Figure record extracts
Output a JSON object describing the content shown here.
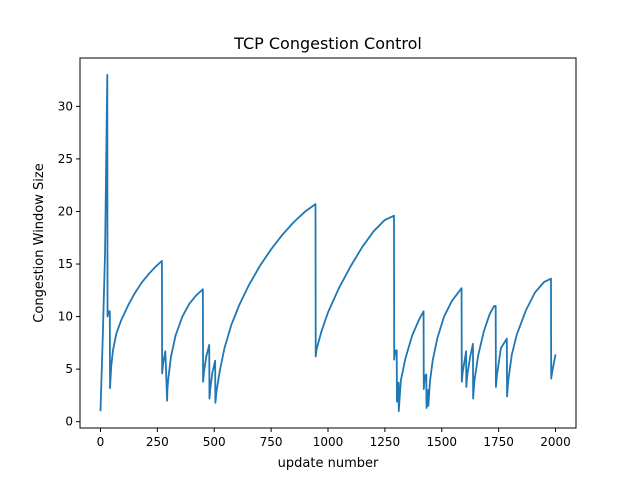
{
  "chart_data": {
    "type": "line",
    "title": "TCP Congestion Control",
    "xlabel": "update number",
    "ylabel": "Congestion Window Size",
    "xlim": [
      -90,
      2090
    ],
    "ylim": [
      -0.6,
      34.6
    ],
    "xticks": [
      0,
      250,
      500,
      750,
      1000,
      1250,
      1500,
      1750,
      2000
    ],
    "yticks": [
      0,
      5,
      10,
      15,
      20,
      25,
      30
    ],
    "grid": false,
    "legend": "none",
    "series": [
      {
        "color": "#1f77b4",
        "x": [
          0,
          10,
          20,
          30,
          31,
          35,
          41,
          42,
          47,
          55,
          70,
          90,
          120,
          150,
          180,
          210,
          240,
          270,
          271,
          275,
          285,
          293,
          294,
          298,
          310,
          330,
          360,
          390,
          420,
          450,
          451,
          455,
          465,
          478,
          479,
          483,
          492,
          504,
          505,
          510,
          525,
          545,
          575,
          610,
          650,
          700,
          750,
          800,
          850,
          900,
          945,
          946,
          950,
          970,
          1000,
          1050,
          1100,
          1150,
          1200,
          1250,
          1290,
          1291,
          1295,
          1302,
          1303,
          1307,
          1310,
          1311,
          1320,
          1340,
          1370,
          1400,
          1420,
          1421,
          1425,
          1432,
          1433,
          1437,
          1440,
          1441,
          1448,
          1460,
          1480,
          1510,
          1545,
          1580,
          1587,
          1588,
          1592,
          1607,
          1608,
          1612,
          1625,
          1637,
          1638,
          1643,
          1660,
          1685,
          1710,
          1730,
          1737,
          1738,
          1743,
          1760,
          1786,
          1787,
          1792,
          1808,
          1830,
          1870,
          1910,
          1950,
          1980,
          1981,
          1985,
          2000
        ],
        "y": [
          1,
          8,
          16,
          33,
          10,
          10.5,
          10.5,
          3.2,
          5.2,
          6.8,
          8.4,
          9.6,
          11.0,
          12.2,
          13.2,
          14.0,
          14.7,
          15.3,
          4.6,
          5.5,
          6.7,
          2.0,
          3.0,
          4.1,
          6.2,
          8.2,
          10.0,
          11.2,
          12.0,
          12.6,
          3.8,
          4.8,
          6.2,
          7.3,
          2.2,
          3.2,
          4.7,
          5.8,
          1.8,
          2.9,
          4.9,
          7.0,
          9.2,
          11.1,
          12.9,
          14.8,
          16.4,
          17.8,
          19.0,
          20.0,
          20.7,
          6.2,
          6.9,
          8.5,
          10.4,
          12.8,
          14.8,
          16.6,
          18.1,
          19.2,
          19.6,
          5.9,
          6.7,
          6.8,
          1.9,
          3.3,
          3.7,
          1.0,
          3.9,
          6.0,
          8.2,
          9.7,
          10.5,
          3.1,
          4.3,
          4.5,
          1.3,
          2.7,
          3.0,
          1.5,
          3.8,
          5.8,
          7.9,
          10.0,
          11.5,
          12.5,
          12.7,
          3.8,
          4.7,
          6.7,
          3.3,
          4.4,
          6.2,
          7.4,
          2.2,
          3.8,
          6.3,
          8.6,
          10.2,
          11.0,
          11.0,
          3.3,
          4.5,
          7.0,
          7.9,
          2.4,
          3.9,
          6.4,
          8.3,
          10.6,
          12.3,
          13.3,
          13.6,
          4.1,
          4.7,
          6.4
        ]
      }
    ]
  }
}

The task: Repeat the listing above exactly, with no pictures.

Task result:
Output a JSON object describing the content shown here.
{
  "chart_data": {
    "type": "line",
    "title": "TCP Congestion Control",
    "xlabel": "update number",
    "ylabel": "Congestion Window Size",
    "xlim": [
      -90,
      2090
    ],
    "ylim": [
      -0.6,
      34.6
    ],
    "xticks": [
      0,
      250,
      500,
      750,
      1000,
      1250,
      1500,
      1750,
      2000
    ],
    "yticks": [
      0,
      5,
      10,
      15,
      20,
      25,
      30
    ],
    "grid": false,
    "legend": "none",
    "series": [
      {
        "color": "#1f77b4",
        "x": [
          0,
          10,
          20,
          30,
          31,
          35,
          41,
          42,
          47,
          55,
          70,
          90,
          120,
          150,
          180,
          210,
          240,
          270,
          271,
          275,
          285,
          293,
          294,
          298,
          310,
          330,
          360,
          390,
          420,
          450,
          451,
          455,
          465,
          478,
          479,
          483,
          492,
          504,
          505,
          510,
          525,
          545,
          575,
          610,
          650,
          700,
          750,
          800,
          850,
          900,
          945,
          946,
          950,
          970,
          1000,
          1050,
          1100,
          1150,
          1200,
          1250,
          1290,
          1291,
          1295,
          1302,
          1303,
          1307,
          1310,
          1311,
          1320,
          1340,
          1370,
          1400,
          1420,
          1421,
          1425,
          1432,
          1433,
          1437,
          1440,
          1441,
          1448,
          1460,
          1480,
          1510,
          1545,
          1580,
          1587,
          1588,
          1592,
          1607,
          1608,
          1612,
          1625,
          1637,
          1638,
          1643,
          1660,
          1685,
          1710,
          1730,
          1737,
          1738,
          1743,
          1760,
          1786,
          1787,
          1792,
          1808,
          1830,
          1870,
          1910,
          1950,
          1980,
          1981,
          1985,
          2000
        ],
        "y": [
          1,
          8,
          16,
          33,
          10,
          10.5,
          10.5,
          3.2,
          5.2,
          6.8,
          8.4,
          9.6,
          11.0,
          12.2,
          13.2,
          14.0,
          14.7,
          15.3,
          4.6,
          5.5,
          6.7,
          2.0,
          3.0,
          4.1,
          6.2,
          8.2,
          10.0,
          11.2,
          12.0,
          12.6,
          3.8,
          4.8,
          6.2,
          7.3,
          2.2,
          3.2,
          4.7,
          5.8,
          1.8,
          2.9,
          4.9,
          7.0,
          9.2,
          11.1,
          12.9,
          14.8,
          16.4,
          17.8,
          19.0,
          20.0,
          20.7,
          6.2,
          6.9,
          8.5,
          10.4,
          12.8,
          14.8,
          16.6,
          18.1,
          19.2,
          19.6,
          5.9,
          6.7,
          6.8,
          1.9,
          3.3,
          3.7,
          1.0,
          3.9,
          6.0,
          8.2,
          9.7,
          10.5,
          3.1,
          4.3,
          4.5,
          1.3,
          2.7,
          3.0,
          1.5,
          3.8,
          5.8,
          7.9,
          10.0,
          11.5,
          12.5,
          12.7,
          3.8,
          4.7,
          6.7,
          3.3,
          4.4,
          6.2,
          7.4,
          2.2,
          3.8,
          6.3,
          8.6,
          10.2,
          11.0,
          11.0,
          3.3,
          4.5,
          7.0,
          7.9,
          2.4,
          3.9,
          6.4,
          8.3,
          10.6,
          12.3,
          13.3,
          13.6,
          4.1,
          4.7,
          6.4
        ]
      }
    ]
  }
}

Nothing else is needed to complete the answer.